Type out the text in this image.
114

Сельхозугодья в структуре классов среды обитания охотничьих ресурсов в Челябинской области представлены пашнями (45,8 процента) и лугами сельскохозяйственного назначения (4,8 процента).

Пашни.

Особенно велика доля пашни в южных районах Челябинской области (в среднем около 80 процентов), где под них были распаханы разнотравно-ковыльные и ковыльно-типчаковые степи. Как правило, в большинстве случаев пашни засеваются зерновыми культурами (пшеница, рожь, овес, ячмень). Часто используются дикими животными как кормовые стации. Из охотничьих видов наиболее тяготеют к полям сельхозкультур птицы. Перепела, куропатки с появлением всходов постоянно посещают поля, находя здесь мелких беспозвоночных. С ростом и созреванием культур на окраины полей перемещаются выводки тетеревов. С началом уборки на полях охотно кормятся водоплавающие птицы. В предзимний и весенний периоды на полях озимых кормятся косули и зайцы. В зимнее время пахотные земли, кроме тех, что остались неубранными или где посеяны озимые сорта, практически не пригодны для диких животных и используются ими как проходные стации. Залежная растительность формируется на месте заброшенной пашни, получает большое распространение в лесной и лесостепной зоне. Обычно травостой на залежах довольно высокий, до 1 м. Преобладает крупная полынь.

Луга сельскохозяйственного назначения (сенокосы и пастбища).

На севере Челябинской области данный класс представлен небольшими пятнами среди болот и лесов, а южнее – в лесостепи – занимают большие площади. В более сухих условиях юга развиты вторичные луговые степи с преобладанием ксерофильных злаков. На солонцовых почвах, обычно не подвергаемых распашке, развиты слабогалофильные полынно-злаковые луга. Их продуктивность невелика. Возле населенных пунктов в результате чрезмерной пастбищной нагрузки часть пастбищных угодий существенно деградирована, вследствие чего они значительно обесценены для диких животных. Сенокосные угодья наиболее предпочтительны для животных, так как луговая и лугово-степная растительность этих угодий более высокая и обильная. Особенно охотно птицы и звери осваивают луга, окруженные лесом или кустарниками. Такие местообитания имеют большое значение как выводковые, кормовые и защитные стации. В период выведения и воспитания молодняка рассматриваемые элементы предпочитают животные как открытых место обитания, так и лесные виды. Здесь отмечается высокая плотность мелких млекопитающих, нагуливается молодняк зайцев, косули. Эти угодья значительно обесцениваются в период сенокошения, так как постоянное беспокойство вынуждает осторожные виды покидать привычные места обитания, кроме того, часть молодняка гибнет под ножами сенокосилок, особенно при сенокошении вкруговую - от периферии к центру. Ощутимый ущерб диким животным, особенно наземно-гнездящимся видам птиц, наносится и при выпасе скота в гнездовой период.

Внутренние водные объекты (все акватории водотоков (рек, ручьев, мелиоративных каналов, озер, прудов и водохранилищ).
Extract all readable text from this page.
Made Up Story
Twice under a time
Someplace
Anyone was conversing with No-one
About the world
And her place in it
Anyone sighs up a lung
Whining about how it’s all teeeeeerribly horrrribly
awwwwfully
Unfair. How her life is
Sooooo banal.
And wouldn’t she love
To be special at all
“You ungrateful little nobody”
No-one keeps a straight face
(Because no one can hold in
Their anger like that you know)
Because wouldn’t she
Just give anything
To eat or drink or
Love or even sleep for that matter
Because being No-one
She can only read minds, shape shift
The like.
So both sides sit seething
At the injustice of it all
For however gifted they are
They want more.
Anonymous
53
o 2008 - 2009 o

--

Task description
Retype all of the material, keeping each line exact.

Answer to this task
Type out the text in this image.
114

Сельхозугодья в структуре классов среды обитания охотничьих ресурсов в Челябинской области представлены пашнями (45,8 процента) и лугами сельскохозяйственного назначения (4,8 процента).

Пашни.

Особенно велика доля пашни в южных районах Челябинской области (в среднем около 80 процентов), где под них были распаханы разнотравно-ковыльные и ковыльно-типчаковые степи. Как правило, в большинстве случаев пашни засеваются зерновыми культурами (пшеница, рожь, овес, ячмень). Часто используются дикими животными как кормовые стации. Из охотничьих видов наиболее тяготеют к полям сельхозкультур птицы. Перепела, куропатки с появлением всходов постоянно посещают поля, находя здесь мелких беспозвоночных. С ростом и созреванием культур на окраины полей перемещаются выводки тетеревов. С началом уборки на полях охотно кормятся водоплавающие птицы. В предзимний и весенний периоды на полях озимых кормятся косули и зайцы. В зимнее время пахотные земли, кроме тех, что остались неубранными или где посеяны озимые сорта, практически не пригодны для диких животных и используются ими как проходные стации. Залежная растительность формируется на месте заброшенной пашни, получает большое распространение в лесной и лесостепной зоне. Обычно травостой на залежах довольно высокий, до 1 м. Преобладает крупная полынь.

Луга сельскохозяйственного назначения (сенокосы и пастбища).

На севере Челябинской области данный класс представлен небольшими пятнами среди болот и лесов, а южнее – в лесостепи – занимают большие площади. В более сухих условиях юга развиты вторичные луговые степи с преобладанием ксерофильных злаков. На солонцовых почвах, обычно не подвергаемых распашке, развиты слабогалофильные полынно-злаковые луга. Их продуктивность невелика. Возле населенных пунктов в результате чрезмерной пастбищной нагрузки часть пастбищных угодий существенно деградирована, вследствие чего они значительно обесценены для диких животных. Сенокосные угодья наиболее предпочтительны для животных, так как луговая и лугово-степная растительность этих угодий более высокая и обильная. Особенно охотно птицы и звери осваивают луга, окруженные лесом или кустарниками. Такие местообитания имеют большое значение как выводковые, кормовые и защитные стации. В период выведения и воспитания молодняка рассматриваемые элементы предпочитают животные как открытых место обитания, так и лесные виды. Здесь отмечается высокая плотность мелких млекопитающих, нагуливается молодняк зайцев, косули. Эти угодья значительно обесцениваются в период сенокошения, так как постоянное беспокойство вынуждает осторожные виды покидать привычные места обитания, кроме того, часть молодняка гибнет под ножами сенокосилок, особенно при сенокошении вкруговую - от периферии к центру. Ощутимый ущерб диким животным, особенно наземно-гнездящимся видам птиц, наносится и при выпасе скота в гнездовой период.

Внутренние водные объекты (все акватории водотоков (рек, ручьев, мелиоративных каналов, озер, прудов и водохранилищ).
Extract all readable text from this page.
Made Up Story
Twice under a time
Someplace
Anyone was conversing with No-one
About the world
And her place in it
Anyone sighs up a lung
Whining about how it’s all teeeeeerribly horrrribly
awwwwfully
Unfair. How her life is
Sooooo banal.
And wouldn’t she love
To be special at all
“You ungrateful little nobody”
No-one keeps a straight face
(Because no one can hold in
Their anger like that you know)
Because wouldn’t she
Just give anything
To eat or drink or
Love or even sleep for that matter
Because being No-one
She can only read minds, shape shift
The like.
So both sides sit seething
At the injustice of it all
For however gifted they are
They want more.
Anonymous
53
o 2008 - 2009 o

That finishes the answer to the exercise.